»»

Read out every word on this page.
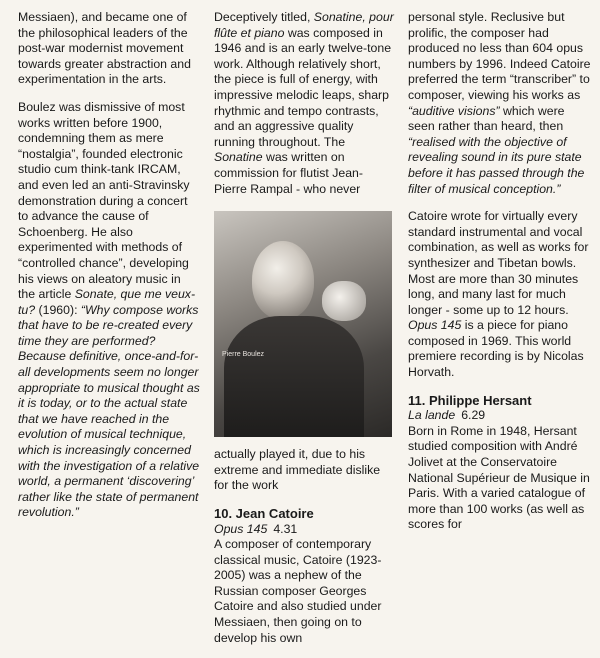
Messiaen), and became one of the philosophical leaders of the post-war modernist movement towards greater abstraction and experimentation in the arts.

Boulez was dismissive of most works written before 1900, condemning them as mere “nostalgia”, founded electronic studio cum think-tank IRCAM, and even led an anti-Stravinsky demonstration during a concert to advance the cause of Schoenberg. He also experimented with methods of “controlled chance”, developing his views on aleatory music in the article Sonate, que me veux-tu? (1960): “Why compose works that have to be re-created every time they are performed? Because definitive, once-and-for-all developments seem no longer appropriate to musical thought as it is today, or to the actual state that we have reached in the evolution of musical technique, which is increasingly concerned with the investigation of a relative world, a permanent ‘discovering’ rather like the state of permanent revolution.”

Deceptively titled, Sonatine, pour flûte et piano was composed in 1946 and is an early twelve-tone work. Although relatively short, the piece is full of energy, with impressive melodic leaps, sharp rhythmic and tempo contrasts, and an aggressive quality running throughout. The Sonatine was written on commission for flutist Jean-Pierre Rampal - who never

Pierre Boulez

actually played it, due to his extreme and immediate dislike for the work

10. Jean Catoire

Opus 145 4.31

A composer of contemporary classical music, Catoire (1923-2005) was a nephew of the Russian composer Georges Catoire and also studied under Messiaen, then going on to develop his own

personal style. Reclusive but prolific, the composer had produced no less than 604 opus numbers by 1996. Indeed Catoire preferred the term “transcriber” to composer, viewing his works as “auditive visions” which were seen rather than heard, then “realised with the objective of revealing sound in its pure state before it has passed through the filter of musical conception.”

Catoire wrote for virtually every standard instrumental and vocal combination, as well as works for synthesizer and Tibetan bowls. Most are more than 30 minutes long, and many last for much longer - some up to 12 hours. Opus 145 is a piece for piano composed in 1969. This world premiere recording is by Nicolas Horvath.

11. Philippe Hersant

La lande 6.29

Born in Rome in 1948, Hersant studied composition with André Jolivet at the Conservatoire National Supérieur de Musique in Paris. With a varied catalogue of more than 100 works (as well as scores for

««

Challenge: Output, exactly, all the records above; include no pictures.

Correct output:
Read out every word on this page.
Messiaen), and became one of the philosophical leaders of the post-war modernist movement towards greater abstraction and experimentation in the arts.

Boulez was dismissive of most works written before 1900, condemning them as mere “nostalgia”, founded electronic studio cum think-tank IRCAM, and even led an anti-Stravinsky demonstration during a concert to advance the cause of Schoenberg. He also experimented with methods of “controlled chance”, developing his views on aleatory music in the article Sonate, que me veux-tu? (1960): “Why compose works that have to be re-created every time they are performed? Because definitive, once-and-for-all developments seem no longer appropriate to musical thought as it is today, or to the actual state that we have reached in the evolution of musical technique, which is increasingly concerned with the investigation of a relative world, a permanent ‘discovering’ rather like the state of permanent revolution.”

Deceptively titled, Sonatine, pour flûte et piano was composed in 1946 and is an early twelve-tone work. Although relatively short, the piece is full of energy, with impressive melodic leaps, sharp rhythmic and tempo contrasts, and an aggressive quality running throughout. The Sonatine was written on commission for flutist Jean-Pierre Rampal - who never

Pierre Boulez

actually played it, due to his extreme and immediate dislike for the work

10. Jean Catoire

Opus 145 4.31

A composer of contemporary classical music, Catoire (1923-2005) was a nephew of the Russian composer Georges Catoire and also studied under Messiaen, then going on to develop his own

personal style. Reclusive but prolific, the composer had produced no less than 604 opus numbers by 1996. Indeed Catoire preferred the term “transcriber” to composer, viewing his works as “auditive visions” which were seen rather than heard, then “realised with the objective of revealing sound in its pure state before it has passed through the filter of musical conception.”

Catoire wrote for virtually every standard instrumental and vocal combination, as well as works for synthesizer and Tibetan bowls. Most are more than 30 minutes long, and many last for much longer - some up to 12 hours. Opus 145 is a piece for piano composed in 1969. This world premiere recording is by Nicolas Horvath.

11. Philippe Hersant

La lande 6.29

Born in Rome in 1948, Hersant studied composition with André Jolivet at the Conservatoire National Supérieur de Musique in Paris. With a varied catalogue of more than 100 works (as well as scores for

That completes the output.